**EXERCISE**
Identify the lines bearing the string "MunafaSutra" and gather them.

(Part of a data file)
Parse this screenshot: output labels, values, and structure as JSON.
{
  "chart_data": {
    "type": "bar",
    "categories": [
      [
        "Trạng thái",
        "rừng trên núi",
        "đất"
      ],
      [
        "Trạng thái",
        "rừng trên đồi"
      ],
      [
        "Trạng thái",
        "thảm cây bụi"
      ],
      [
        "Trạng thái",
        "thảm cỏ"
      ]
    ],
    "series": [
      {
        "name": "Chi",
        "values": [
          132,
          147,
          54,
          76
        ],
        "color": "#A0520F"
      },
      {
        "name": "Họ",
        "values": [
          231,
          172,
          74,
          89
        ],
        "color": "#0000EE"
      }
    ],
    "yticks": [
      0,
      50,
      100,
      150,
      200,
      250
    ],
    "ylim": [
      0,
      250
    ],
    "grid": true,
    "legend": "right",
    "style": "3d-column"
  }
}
* * *
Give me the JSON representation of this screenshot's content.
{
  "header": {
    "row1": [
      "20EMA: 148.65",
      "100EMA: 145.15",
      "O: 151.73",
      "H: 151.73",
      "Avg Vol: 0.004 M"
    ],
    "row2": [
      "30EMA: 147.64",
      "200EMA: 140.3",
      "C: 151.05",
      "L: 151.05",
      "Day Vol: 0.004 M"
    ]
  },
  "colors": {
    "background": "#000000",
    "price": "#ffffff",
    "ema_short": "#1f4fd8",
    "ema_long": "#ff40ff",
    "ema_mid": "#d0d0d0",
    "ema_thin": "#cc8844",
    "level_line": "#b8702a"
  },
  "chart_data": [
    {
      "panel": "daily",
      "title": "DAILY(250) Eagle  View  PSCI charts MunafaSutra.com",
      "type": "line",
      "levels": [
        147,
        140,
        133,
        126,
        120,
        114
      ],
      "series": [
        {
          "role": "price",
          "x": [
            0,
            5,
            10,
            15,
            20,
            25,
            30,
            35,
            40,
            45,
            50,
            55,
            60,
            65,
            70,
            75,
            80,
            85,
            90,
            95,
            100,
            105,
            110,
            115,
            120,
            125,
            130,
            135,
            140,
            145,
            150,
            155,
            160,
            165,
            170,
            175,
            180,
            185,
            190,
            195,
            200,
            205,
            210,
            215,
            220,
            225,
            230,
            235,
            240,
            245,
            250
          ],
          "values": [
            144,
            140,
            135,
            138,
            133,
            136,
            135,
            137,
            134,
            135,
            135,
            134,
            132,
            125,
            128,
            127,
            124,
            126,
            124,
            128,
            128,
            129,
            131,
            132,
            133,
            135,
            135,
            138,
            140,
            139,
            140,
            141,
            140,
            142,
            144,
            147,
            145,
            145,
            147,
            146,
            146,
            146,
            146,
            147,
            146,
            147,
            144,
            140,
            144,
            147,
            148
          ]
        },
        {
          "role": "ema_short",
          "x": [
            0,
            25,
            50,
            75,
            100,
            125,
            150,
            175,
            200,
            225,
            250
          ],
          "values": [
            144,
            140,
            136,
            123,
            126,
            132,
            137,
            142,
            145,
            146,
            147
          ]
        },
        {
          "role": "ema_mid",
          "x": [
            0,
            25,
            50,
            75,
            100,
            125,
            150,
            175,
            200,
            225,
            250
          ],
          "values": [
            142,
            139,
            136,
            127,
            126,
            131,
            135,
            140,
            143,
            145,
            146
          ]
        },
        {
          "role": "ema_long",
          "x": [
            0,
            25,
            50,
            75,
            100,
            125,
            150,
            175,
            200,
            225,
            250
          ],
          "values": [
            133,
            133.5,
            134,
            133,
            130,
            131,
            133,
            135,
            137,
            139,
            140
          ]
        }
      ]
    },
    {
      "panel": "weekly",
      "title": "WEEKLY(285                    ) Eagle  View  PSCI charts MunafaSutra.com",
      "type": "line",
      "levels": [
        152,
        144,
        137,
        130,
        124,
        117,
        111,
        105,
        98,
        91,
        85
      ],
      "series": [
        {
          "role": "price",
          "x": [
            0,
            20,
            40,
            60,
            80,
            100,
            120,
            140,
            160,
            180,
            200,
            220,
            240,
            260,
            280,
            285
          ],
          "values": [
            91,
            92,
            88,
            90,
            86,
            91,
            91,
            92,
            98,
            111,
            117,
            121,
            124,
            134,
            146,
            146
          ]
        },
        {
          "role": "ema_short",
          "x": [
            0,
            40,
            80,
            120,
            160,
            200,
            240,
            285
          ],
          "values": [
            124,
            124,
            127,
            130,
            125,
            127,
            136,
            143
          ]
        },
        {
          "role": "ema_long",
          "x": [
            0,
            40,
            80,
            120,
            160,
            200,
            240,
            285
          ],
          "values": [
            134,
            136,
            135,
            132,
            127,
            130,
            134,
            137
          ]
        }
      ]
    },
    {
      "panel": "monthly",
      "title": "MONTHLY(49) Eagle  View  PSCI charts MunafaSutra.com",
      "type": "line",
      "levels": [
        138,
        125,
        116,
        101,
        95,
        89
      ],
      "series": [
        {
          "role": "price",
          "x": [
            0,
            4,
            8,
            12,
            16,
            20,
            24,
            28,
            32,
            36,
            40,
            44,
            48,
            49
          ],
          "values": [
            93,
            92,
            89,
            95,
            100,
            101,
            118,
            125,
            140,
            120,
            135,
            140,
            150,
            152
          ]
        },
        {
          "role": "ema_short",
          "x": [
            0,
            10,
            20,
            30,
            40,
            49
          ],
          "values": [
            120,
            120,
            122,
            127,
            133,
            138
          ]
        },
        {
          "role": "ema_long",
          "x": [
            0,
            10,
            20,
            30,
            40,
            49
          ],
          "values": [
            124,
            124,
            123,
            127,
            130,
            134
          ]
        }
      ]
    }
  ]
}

**ANSWER TO THIS PROBLEM**
      "title": "DAILY(250) Eagle  View  PSCI charts MunafaSutra.com",
      "title": "WEEKLY(285                    ) Eagle  View  PSCI charts MunafaSutra.com",
      "title": "MONTHLY(49) Eagle  View  PSCI charts MunafaSutra.com",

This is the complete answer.